## 任務說明
請接續這份以圖神經網路做節點分類的筆記，從最後一行之後往下寫。

## 原文節錄

○ ○ ○ ○ ○

圖神經網路
本筆記示範如何使用 圖神經網路 在圖形中執行節點分類。
[1]:
from IPython.display import SVG
[2]:
import numpy as np
from scipy import sparse
[3]:
from sknetwork.data import art_philo_science
from sknetwork.classification import get_accuracy_score
from sknetwork.gnn import GNNClassifier
from sknetwork.visualization import visualize_graph
具特徵的圖形
讓我們載入 art_philo_science
展示用資料集。其中包括 30 篇維基百科文章,以及它們之間的連結。每一篇文章都由其摘要中使用的一些文字描述,其中包含 11 個文字的清單。每一篇文章都屬於以下 3 類其中一類:藝術、哲學或科學。
目標是從其他文章的類別(訓練集)擷取某些文章的類別(測試集)。
[4]:
graph = art_philo_science(metadata=True)
adjacency = graph.adjacency
features = graph.biadjacency
names = graph.names
names_features = graph.names_col
names_labels = graph.names_labels
labels_true = graph.labels
position = graph.position
[5]:
adjacency
[5]:
<30x30 sparse matrix of type '<class 'numpy.bool_'>'
with 240 stored elements in Compressed Sparse Row format>
[6]:
print(names)
['Isaac Newton' 'Albert Einstein' 'Carl Linnaeus' 'Charles Darwin'
'Ptolemy' 'Gottfried Wilhelm Leibniz' 'Carl Friedrich Gauss'
'Galileo Galilei' 'Leonhard Euler' 'John von Neumann' 'Leonardo da Vinci'
'Richard Wagner' 'Ludwig van Beethoven' 'Bob Dylan' 'Igor Stravinsky'
'The Beatles' 'Wolfgang Amadeus Mozart' 'Richard Strauss' 'Raphael'
'Pablo Picasso' 'Aristotle' 'Plato' 'Augustine of Hippo' 'Thomas Aquinas'
'Immanuel Kant' 'Bertrand Russell' 'David Hume' 'René Descartes'
'John Stuart Mill' 'Socrates']
[7]:
print(len(names))
30
[8]:
features
[8]:
<30x11 sparse matrix of type '<class 'numpy.int64'>'
with 101 stored elements in Compressed Sparse Row format>
[9]:
print(names_features)
['contribution' 'theory' 'invention' 'time' 'modern' 'century' 'study'
'logic' 'school' 'author' 'compose']
[10]:
len(names_features)
[10]:
11
[11]:
print(names_labels)
['science' 'arts' 'philosophy']
[12]:
# Number of labels
n_labels = len(set(labels_true))
GCN
預設的 GNN 是一個空間圖形卷積網路 (GCN)。我們在此使用一個隱藏層。可以透過參數 dims
(維度清單)指定更多隱藏層。
[13]:
# GNN classifier with a single hidden layer
hidden_dim = 5
gnn = GNNClassifier(dims=[hidden_dim, n_labels],
layer_types='Conv',
activations='ReLu',
verbose=True)
[14]:
print(gnn)
GNNClassifier(
Convolution(layer_type: conv, out_channels: 5, activation: ReLu, use_bias: True, normalization: both, self_embeddings: True)

○ ○ ○ ○ ○

## 提供資料
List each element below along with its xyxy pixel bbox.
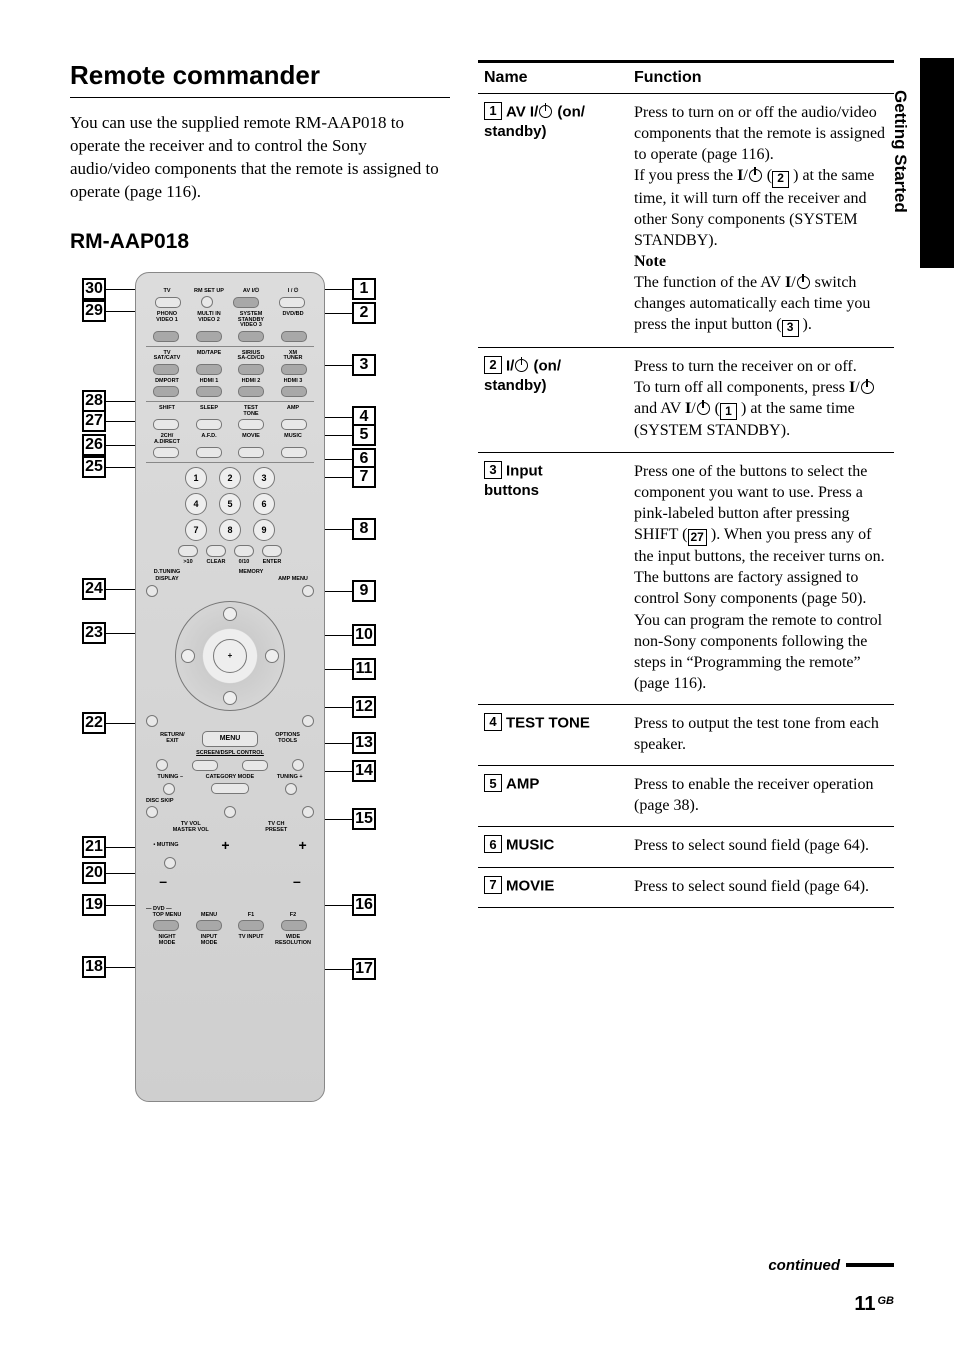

○ ○ ○ ○ ○

## 本題回答
Convolution(layer_type: conv, out_channels: 3, activation: Cross entropy, use_bias: True, normalization: both, self_embeddings: True)
)
[15]:
# Training set
labels = labels_true.copy()
np.random.seed(42)
train_mask = np.random.random(size=len(labels)) < 0.5
labels[train_mask] = -1
[16]:
# Training
labels_pred = gnn.fit_predict(adjacency, features, labels, n_epochs=200, random_state=42)
In epoch 0, loss: 1.053, train accuracy: 0.462
In epoch 20, loss: 0.834, train accuracy: 0.692
In epoch 40, loss: 0.819, train accuracy: 0.692
In epoch 60, loss: 0.831, train accuracy: 0.692
In epoch 80, loss: 0.839, train accuracy: 0.692
In epoch 100, loss: 0.839, train accuracy: 0.692
In epoch 120, loss: 0.825, train accuracy: 0.692
In epoch 140, loss: 0.771, train accuracy: 0.769
In epoch 160, loss: 0.557, train accuracy: 1.000
In epoch 180, loss: 0.552, train accuracy: 1.000
[17]:
# History for each training epoch
gnn.history_.keys()
[17]:
dict_keys(['loss', 'train_accuracy'])
[18]:
# Accuracy on test set
test_mask = ~train_mask
get_accuracy_score(labels_true[test_mask], labels_pred[test_mask])
[18]:
1.0
[19]:
# Visualization
image = visualize_graph(adjacency, position=position, names=names, labels=labels_pred)
SVG(image)
[19]:
[20]:
# probability distribution over labels
probs = gnn.predict_proba()
[21]:
label = 1
scores = probs[:, label]
[22]:
# Visualization
image = visualize_graph(adjacency, position=position, names=names, scores=scores)
SVG(image)
[22]:
GraphSAGE
另一個可用的 GNN 是 GraphSAGE。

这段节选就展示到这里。